- Records from a data collection:
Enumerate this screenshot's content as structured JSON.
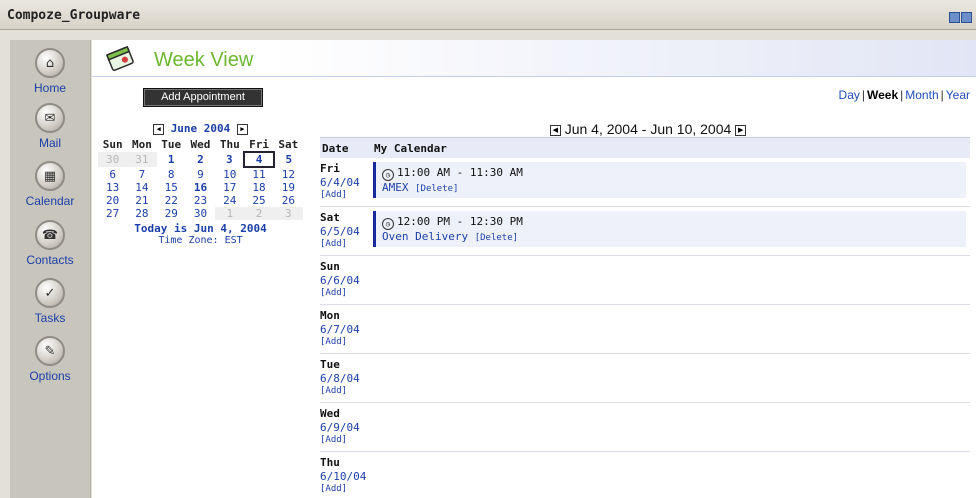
{
  "window": {
    "title": "Compoze_Groupware"
  },
  "nav": {
    "items": [
      {
        "label": "Home",
        "icon": "home-icon"
      },
      {
        "label": "Mail",
        "icon": "mail-icon"
      },
      {
        "label": "Calendar",
        "icon": "calendar-icon"
      },
      {
        "label": "Contacts",
        "icon": "contacts-icon"
      },
      {
        "label": "Tasks",
        "icon": "tasks-icon"
      },
      {
        "label": "Options",
        "icon": "options-icon"
      }
    ]
  },
  "page": {
    "title": "Week View",
    "add_button": "Add Appointment"
  },
  "views": {
    "day": "Day",
    "week": "Week",
    "month": "Month",
    "year": "Year",
    "separator": "|"
  },
  "mini_calendar": {
    "month_label": "June 2004",
    "weekdays": [
      "Sun",
      "Mon",
      "Tue",
      "Wed",
      "Thu",
      "Fri",
      "Sat"
    ],
    "weeks": [
      [
        "30",
        "31",
        "1",
        "2",
        "3",
        "4",
        "5"
      ],
      [
        "6",
        "7",
        "8",
        "9",
        "10",
        "11",
        "12"
      ],
      [
        "13",
        "14",
        "15",
        "16",
        "17",
        "18",
        "19"
      ],
      [
        "20",
        "21",
        "22",
        "23",
        "24",
        "25",
        "26"
      ],
      [
        "27",
        "28",
        "29",
        "30",
        "1",
        "2",
        "3"
      ]
    ],
    "today_text": "Today is Jun 4, 2004",
    "timezone_text": "Time Zone: EST"
  },
  "week": {
    "range_label": "Jun 4, 2004 - Jun 10, 2004",
    "col_date": "Date",
    "col_calendar": "My Calendar",
    "add_label": "[Add]",
    "delete_label": "[Delete]",
    "days": [
      {
        "name": "Fri",
        "date": "6/4/04",
        "appt_time": "11:00 AM - 11:30 AM",
        "appt_name": "AMEX"
      },
      {
        "name": "Sat",
        "date": "6/5/04",
        "appt_time": "12:00 PM - 12:30 PM",
        "appt_name": "Oven Delivery"
      },
      {
        "name": "Sun",
        "date": "6/6/04"
      },
      {
        "name": "Mon",
        "date": "6/7/04"
      },
      {
        "name": "Tue",
        "date": "6/8/04"
      },
      {
        "name": "Wed",
        "date": "6/9/04"
      },
      {
        "name": "Thu",
        "date": "6/10/04"
      }
    ]
  },
  "colors": {
    "accent_green": "#6bb82f",
    "link_blue": "#1b3fa8",
    "appt_bar": "#162a9b"
  }
}
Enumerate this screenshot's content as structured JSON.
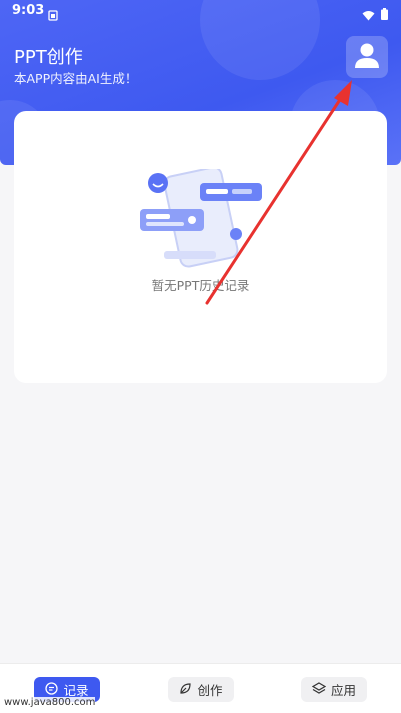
{
  "status_bar": {
    "time": "9:03"
  },
  "header": {
    "title": "PPT创作",
    "subtitle": "本APP内容由AI生成！"
  },
  "empty_state": {
    "text": "暂无PPT历史记录"
  },
  "tabs": [
    {
      "label": "记录",
      "icon": "message-icon",
      "active": true
    },
    {
      "label": "创作",
      "icon": "leaf-icon",
      "active": false
    },
    {
      "label": "应用",
      "icon": "layers-icon",
      "active": false
    }
  ],
  "watermark": "www.java800.com",
  "colors": {
    "primary": "#3e59f0",
    "annotation_arrow": "#e8322f",
    "background": "#f6f6f8"
  }
}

- PROBLEM TO WORK ON:
Write out the listing word for word, omitting the pictures it holds.

- RESULT BELOW:
Enumerate this screenshot's content as structured JSON.
{
  "window": {
    "title": "Compoze_Groupware"
  },
  "nav": {
    "items": [
      {
        "label": "Home",
        "icon": "home-icon"
      },
      {
        "label": "Mail",
        "icon": "mail-icon"
      },
      {
        "label": "Calendar",
        "icon": "calendar-icon"
      },
      {
        "label": "Contacts",
        "icon": "contacts-icon"
      },
      {
        "label": "Tasks",
        "icon": "tasks-icon"
      },
      {
        "label": "Options",
        "icon": "options-icon"
      }
    ]
  },
  "page": {
    "title": "Week View",
    "add_button": "Add Appointment"
  },
  "views": {
    "day": "Day",
    "week": "Week",
    "month": "Month",
    "year": "Year",
    "separator": "|"
  },
  "mini_calendar": {
    "month_label": "June 2004",
    "weekdays": [
      "Sun",
      "Mon",
      "Tue",
      "Wed",
      "Thu",
      "Fri",
      "Sat"
    ],
    "weeks": [
      [
        "30",
        "31",
        "1",
        "2",
        "3",
        "4",
        "5"
      ],
      [
        "6",
        "7",
        "8",
        "9",
        "10",
        "11",
        "12"
      ],
      [
        "13",
        "14",
        "15",
        "16",
        "17",
        "18",
        "19"
      ],
      [
        "20",
        "21",
        "22",
        "23",
        "24",
        "25",
        "26"
      ],
      [
        "27",
        "28",
        "29",
        "30",
        "1",
        "2",
        "3"
      ]
    ],
    "today_text": "Today is Jun 4, 2004",
    "timezone_text": "Time Zone: EST"
  },
  "week": {
    "range_label": "Jun 4, 2004 - Jun 10, 2004",
    "col_date": "Date",
    "col_calendar": "My Calendar",
    "add_label": "[Add]",
    "delete_label": "[Delete]",
    "days": [
      {
        "name": "Fri",
        "date": "6/4/04",
        "appt_time": "11:00 AM - 11:30 AM",
        "appt_name": "AMEX"
      },
      {
        "name": "Sat",
        "date": "6/5/04",
        "appt_time": "12:00 PM - 12:30 PM",
        "appt_name": "Oven Delivery"
      },
      {
        "name": "Sun",
        "date": "6/6/04"
      },
      {
        "name": "Mon",
        "date": "6/7/04"
      },
      {
        "name": "Tue",
        "date": "6/8/04"
      },
      {
        "name": "Wed",
        "date": "6/9/04"
      },
      {
        "name": "Thu",
        "date": "6/10/04"
      }
    ]
  },
  "colors": {
    "accent_green": "#6bb82f",
    "link_blue": "#1b3fa8",
    "appt_bar": "#162a9b"
  }
}
Enumerate this screenshot's content as structured JSON.
{
  "status_bar": {
    "time": "9:03"
  },
  "header": {
    "title": "PPT创作",
    "subtitle": "本APP内容由AI生成！"
  },
  "empty_state": {
    "text": "暂无PPT历史记录"
  },
  "tabs": [
    {
      "label": "记录",
      "icon": "message-icon",
      "active": true
    },
    {
      "label": "创作",
      "icon": "leaf-icon",
      "active": false
    },
    {
      "label": "应用",
      "icon": "layers-icon",
      "active": false
    }
  ],
  "watermark": "www.java800.com",
  "colors": {
    "primary": "#3e59f0",
    "annotation_arrow": "#e8322f",
    "background": "#f6f6f8"
  }
}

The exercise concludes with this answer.